SET TASK. Reproduce every one of the lines below verbatim, leaving the pictures out of your reply.

RAW DATA.

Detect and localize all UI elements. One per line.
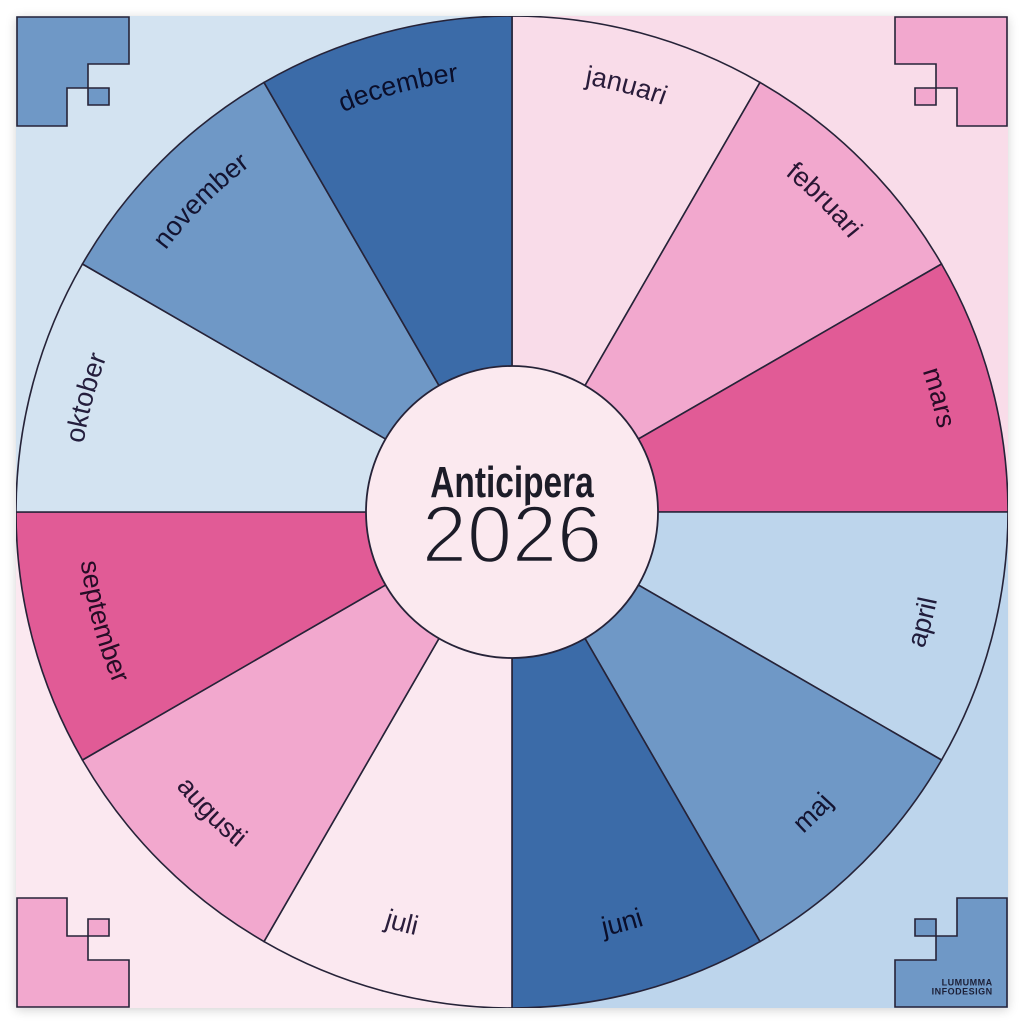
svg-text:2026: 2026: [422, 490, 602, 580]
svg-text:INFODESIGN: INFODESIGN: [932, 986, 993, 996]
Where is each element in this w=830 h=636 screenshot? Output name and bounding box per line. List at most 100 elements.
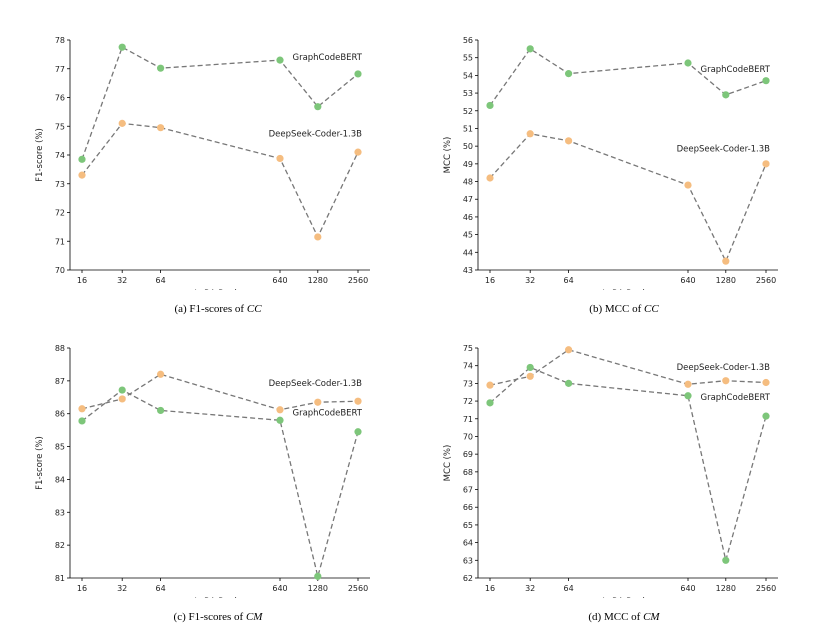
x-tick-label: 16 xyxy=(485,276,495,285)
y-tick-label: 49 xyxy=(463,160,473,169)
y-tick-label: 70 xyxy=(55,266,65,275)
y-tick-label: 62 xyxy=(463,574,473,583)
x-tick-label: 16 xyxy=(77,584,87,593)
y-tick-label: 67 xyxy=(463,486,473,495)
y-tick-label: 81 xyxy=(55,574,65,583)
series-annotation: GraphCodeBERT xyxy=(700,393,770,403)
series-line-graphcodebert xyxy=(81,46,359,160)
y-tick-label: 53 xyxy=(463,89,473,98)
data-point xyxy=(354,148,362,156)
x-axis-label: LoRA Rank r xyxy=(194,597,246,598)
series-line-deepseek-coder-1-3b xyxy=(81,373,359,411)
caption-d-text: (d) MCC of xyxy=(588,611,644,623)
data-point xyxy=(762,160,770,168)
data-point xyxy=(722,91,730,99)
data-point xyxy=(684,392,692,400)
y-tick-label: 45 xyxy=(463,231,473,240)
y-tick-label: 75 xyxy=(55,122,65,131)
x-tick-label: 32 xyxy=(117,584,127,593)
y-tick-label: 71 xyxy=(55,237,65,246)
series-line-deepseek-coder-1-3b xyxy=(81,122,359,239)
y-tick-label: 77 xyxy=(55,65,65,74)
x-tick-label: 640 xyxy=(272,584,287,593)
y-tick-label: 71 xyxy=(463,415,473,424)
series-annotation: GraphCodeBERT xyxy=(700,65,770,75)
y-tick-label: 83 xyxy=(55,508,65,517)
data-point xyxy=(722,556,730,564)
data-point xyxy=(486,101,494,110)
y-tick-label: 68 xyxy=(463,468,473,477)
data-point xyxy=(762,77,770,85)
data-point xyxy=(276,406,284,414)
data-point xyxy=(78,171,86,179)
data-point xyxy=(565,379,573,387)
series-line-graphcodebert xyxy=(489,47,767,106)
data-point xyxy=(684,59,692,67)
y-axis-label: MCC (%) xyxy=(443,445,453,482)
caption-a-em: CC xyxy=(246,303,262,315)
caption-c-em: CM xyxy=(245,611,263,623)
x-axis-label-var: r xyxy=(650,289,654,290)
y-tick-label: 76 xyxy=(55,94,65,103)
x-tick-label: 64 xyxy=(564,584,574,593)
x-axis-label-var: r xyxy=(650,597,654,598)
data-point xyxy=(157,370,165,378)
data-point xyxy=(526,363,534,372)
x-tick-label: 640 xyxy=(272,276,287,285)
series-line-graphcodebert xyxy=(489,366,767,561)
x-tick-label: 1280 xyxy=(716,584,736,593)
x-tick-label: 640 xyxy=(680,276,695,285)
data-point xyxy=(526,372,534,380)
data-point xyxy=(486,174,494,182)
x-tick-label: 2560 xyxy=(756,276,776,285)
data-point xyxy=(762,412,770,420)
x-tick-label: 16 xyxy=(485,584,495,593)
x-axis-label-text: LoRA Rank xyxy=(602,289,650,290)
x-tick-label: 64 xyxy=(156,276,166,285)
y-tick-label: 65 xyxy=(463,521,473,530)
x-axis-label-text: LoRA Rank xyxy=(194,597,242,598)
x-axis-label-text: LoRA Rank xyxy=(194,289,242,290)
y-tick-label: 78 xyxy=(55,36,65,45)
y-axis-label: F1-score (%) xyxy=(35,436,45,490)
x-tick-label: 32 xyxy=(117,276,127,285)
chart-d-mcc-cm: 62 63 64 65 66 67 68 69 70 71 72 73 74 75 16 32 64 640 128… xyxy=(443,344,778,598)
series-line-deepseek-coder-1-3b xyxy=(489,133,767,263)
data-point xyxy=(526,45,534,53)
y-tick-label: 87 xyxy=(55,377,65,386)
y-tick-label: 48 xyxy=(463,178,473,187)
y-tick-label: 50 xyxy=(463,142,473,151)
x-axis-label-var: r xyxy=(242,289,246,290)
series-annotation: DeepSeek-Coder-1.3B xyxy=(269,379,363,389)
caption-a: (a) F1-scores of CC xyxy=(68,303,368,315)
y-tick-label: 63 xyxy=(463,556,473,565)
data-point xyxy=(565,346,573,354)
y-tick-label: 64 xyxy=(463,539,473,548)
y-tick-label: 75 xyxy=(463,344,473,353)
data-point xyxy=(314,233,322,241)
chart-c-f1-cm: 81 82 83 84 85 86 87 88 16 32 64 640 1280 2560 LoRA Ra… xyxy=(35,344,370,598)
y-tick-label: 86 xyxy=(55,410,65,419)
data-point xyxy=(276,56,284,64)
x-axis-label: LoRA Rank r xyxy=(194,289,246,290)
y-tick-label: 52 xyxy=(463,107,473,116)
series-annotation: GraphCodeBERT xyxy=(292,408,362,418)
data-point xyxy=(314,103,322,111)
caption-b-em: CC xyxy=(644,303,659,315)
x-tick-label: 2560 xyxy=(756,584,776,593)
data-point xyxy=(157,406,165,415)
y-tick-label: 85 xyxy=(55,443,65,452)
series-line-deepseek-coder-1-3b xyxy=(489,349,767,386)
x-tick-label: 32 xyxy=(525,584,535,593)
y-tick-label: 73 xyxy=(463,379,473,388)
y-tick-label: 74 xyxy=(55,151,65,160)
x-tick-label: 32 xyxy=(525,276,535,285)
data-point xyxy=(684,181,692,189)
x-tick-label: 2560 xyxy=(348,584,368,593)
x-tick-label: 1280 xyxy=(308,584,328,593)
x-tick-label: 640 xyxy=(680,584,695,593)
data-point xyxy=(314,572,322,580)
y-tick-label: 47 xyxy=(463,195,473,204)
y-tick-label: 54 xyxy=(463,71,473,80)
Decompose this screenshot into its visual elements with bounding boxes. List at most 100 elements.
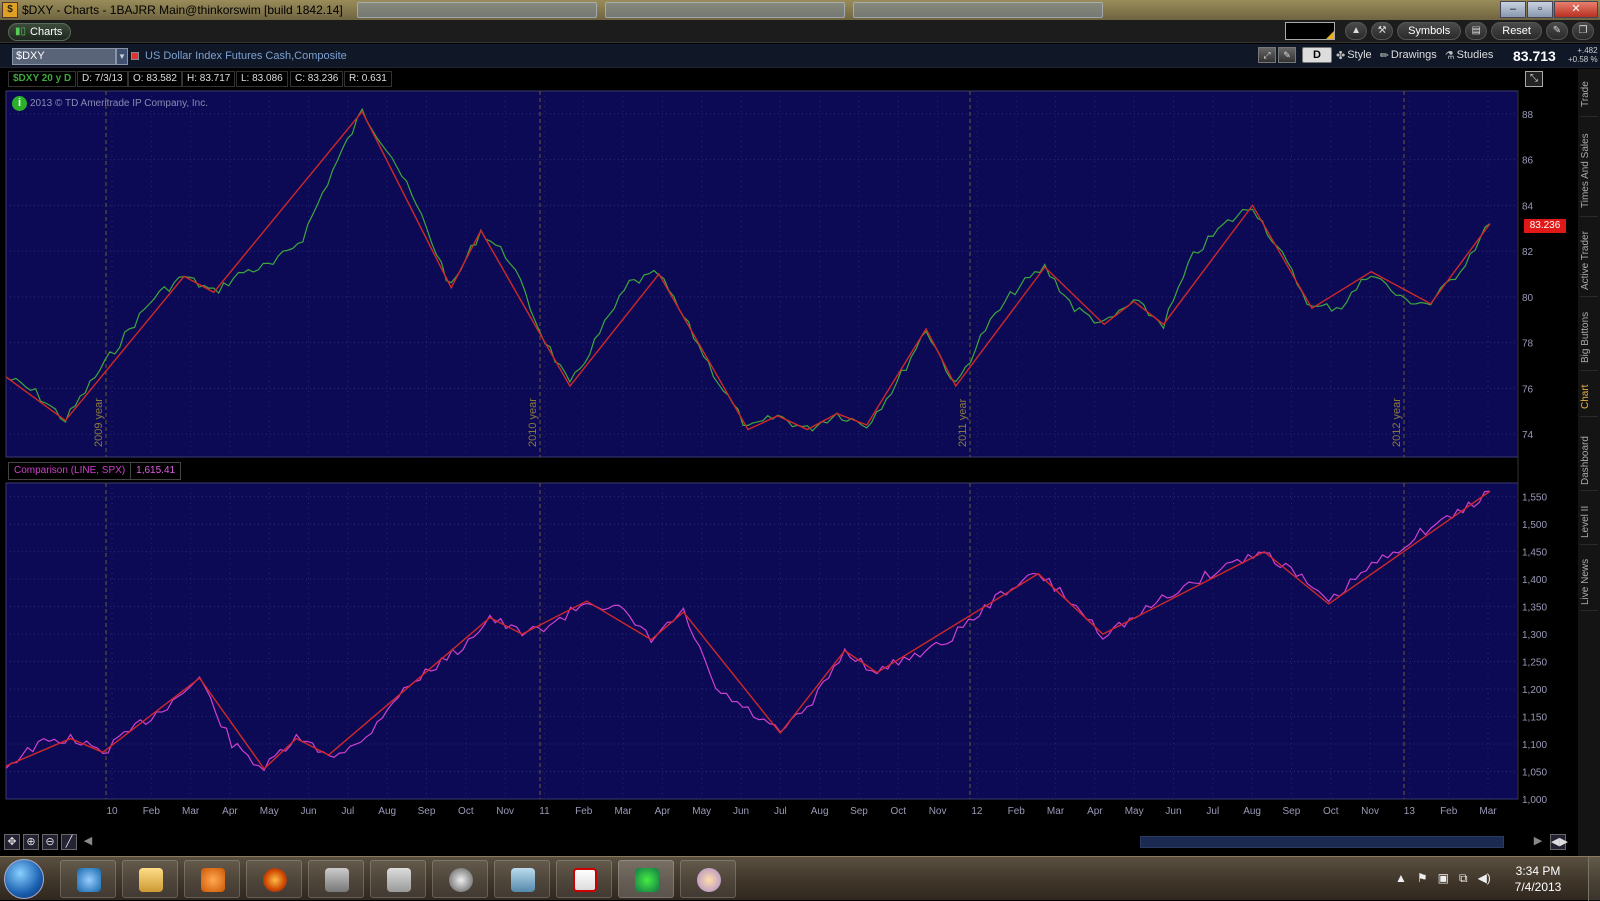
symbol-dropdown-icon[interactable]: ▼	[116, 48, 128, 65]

FULL SOLUTION.
Detect and localize all UI elements. One per line.
svg-text:2026: 2026: [422, 490, 602, 580]
svg-text:INFODESIGN: INFODESIGN: [932, 986, 993, 996]
Where is each element in this w=830 h=636 screenshot? Output name and bounding box per line. List at most 100 elements.
x-tick-label: 16 xyxy=(485,276,495,285)
y-tick-label: 49 xyxy=(463,160,473,169)
y-tick-label: 70 xyxy=(55,266,65,275)
y-tick-label: 62 xyxy=(463,574,473,583)
x-tick-label: 16 xyxy=(77,584,87,593)
y-tick-label: 67 xyxy=(463,486,473,495)
y-tick-label: 81 xyxy=(55,574,65,583)
series-annotation: GraphCodeBERT xyxy=(700,393,770,403)
series-line-graphcodebert xyxy=(81,46,359,160)
y-tick-label: 53 xyxy=(463,89,473,98)
data-point xyxy=(354,148,362,156)
x-axis-label: LoRA Rank r xyxy=(194,597,246,598)
series-line-deepseek-coder-1-3b xyxy=(81,373,359,411)
caption-d-text: (d) MCC of xyxy=(588,611,644,623)
data-point xyxy=(762,160,770,168)
data-point xyxy=(722,91,730,99)
data-point xyxy=(684,392,692,400)
y-tick-label: 45 xyxy=(463,231,473,240)
y-tick-label: 75 xyxy=(55,122,65,131)
x-tick-label: 32 xyxy=(117,584,127,593)
y-tick-label: 71 xyxy=(55,237,65,246)
series-line-deepseek-coder-1-3b xyxy=(81,122,359,239)
y-tick-label: 77 xyxy=(55,65,65,74)
x-tick-label: 640 xyxy=(272,584,287,593)
y-tick-label: 71 xyxy=(463,415,473,424)
series-annotation: GraphCodeBERT xyxy=(700,65,770,75)
y-tick-label: 83 xyxy=(55,508,65,517)
data-point xyxy=(722,556,730,564)
data-point xyxy=(486,101,494,110)
y-tick-label: 68 xyxy=(463,468,473,477)
data-point xyxy=(762,77,770,85)
data-point xyxy=(276,406,284,414)
data-point xyxy=(78,171,86,179)
data-point xyxy=(565,379,573,387)
series-line-graphcodebert xyxy=(489,47,767,106)
data-point xyxy=(684,59,692,67)
y-axis-label: MCC (%) xyxy=(443,445,453,482)
caption-a-em: CC xyxy=(246,303,262,315)
caption-c-em: CM xyxy=(245,611,263,623)
x-axis-label-var: r xyxy=(650,289,654,290)
y-tick-label: 76 xyxy=(55,94,65,103)
x-tick-label: 64 xyxy=(564,584,574,593)
x-axis-label-var: r xyxy=(650,597,654,598)
data-point xyxy=(157,370,165,378)
data-point xyxy=(526,363,534,372)
x-tick-label: 640 xyxy=(272,276,287,285)
series-line-graphcodebert xyxy=(489,366,767,561)
x-tick-label: 1280 xyxy=(716,584,736,593)
x-tick-label: 640 xyxy=(680,276,695,285)
data-point xyxy=(526,372,534,380)
data-point xyxy=(486,174,494,182)
x-tick-label: 2560 xyxy=(756,276,776,285)
data-point xyxy=(762,412,770,420)
x-tick-label: 16 xyxy=(485,584,495,593)
x-axis-label-text: LoRA Rank xyxy=(602,289,650,290)
x-tick-label: 64 xyxy=(156,276,166,285)
y-tick-label: 65 xyxy=(463,521,473,530)
x-axis-label-text: LoRA Rank xyxy=(194,597,242,598)
x-axis-label-text: LoRA Rank xyxy=(194,289,242,290)
y-tick-label: 78 xyxy=(55,36,65,45)
y-axis-label: F1-score (%) xyxy=(35,436,45,490)
x-tick-label: 32 xyxy=(117,276,127,285)
chart-d-mcc-cm: 62 63 64 65 66 67 68 69 70 71 72 73 74 75 16 32 64 640 128… xyxy=(443,344,778,598)
series-line-deepseek-coder-1-3b xyxy=(489,133,767,263)
data-point xyxy=(526,45,534,53)
y-tick-label: 87 xyxy=(55,377,65,386)
y-tick-label: 48 xyxy=(463,178,473,187)
y-tick-label: 50 xyxy=(463,142,473,151)
x-axis-label-var: r xyxy=(242,289,246,290)
series-annotation: DeepSeek-Coder-1.3B xyxy=(269,379,363,389)
caption-a: (a) F1-scores of CC xyxy=(68,303,368,315)
y-tick-label: 63 xyxy=(463,556,473,565)
data-point xyxy=(565,346,573,354)
y-tick-label: 64 xyxy=(463,539,473,548)
y-tick-label: 75 xyxy=(463,344,473,353)
data-point xyxy=(314,233,322,241)
chart-c-f1-cm: 81 82 83 84 85 86 87 88 16 32 64 640 1280 2560 LoRA Ra… xyxy=(35,344,370,598)
y-tick-label: 86 xyxy=(55,410,65,419)
data-point xyxy=(276,56,284,64)
x-axis-label: LoRA Rank r xyxy=(194,289,246,290)
y-tick-label: 52 xyxy=(463,107,473,116)
series-annotation: GraphCodeBERT xyxy=(292,408,362,418)
data-point xyxy=(314,103,322,111)
caption-b-em: CC xyxy=(644,303,659,315)
x-tick-label: 2560 xyxy=(756,584,776,593)
data-point xyxy=(157,406,165,415)
y-tick-label: 85 xyxy=(55,443,65,452)
series-line-deepseek-coder-1-3b xyxy=(489,349,767,386)
x-tick-label: 32 xyxy=(525,584,535,593)
y-tick-label: 73 xyxy=(463,379,473,388)
y-tick-label: 74 xyxy=(55,151,65,160)
x-tick-label: 32 xyxy=(525,276,535,285)
data-point xyxy=(684,181,692,189)
x-tick-label: 2560 xyxy=(348,584,368,593)
x-tick-label: 1280 xyxy=(308,584,328,593)
x-tick-label: 640 xyxy=(680,584,695,593)
data-point xyxy=(314,572,322,580)
y-tick-label: 47 xyxy=(463,195,473,204)
y-tick-label: 54 xyxy=(463,71,473,80)
Decompose this screenshot into its visual elements with bounding boxes. List at most 100 elements.
symbol-dropdown-icon[interactable]: ▼	[116, 48, 128, 65]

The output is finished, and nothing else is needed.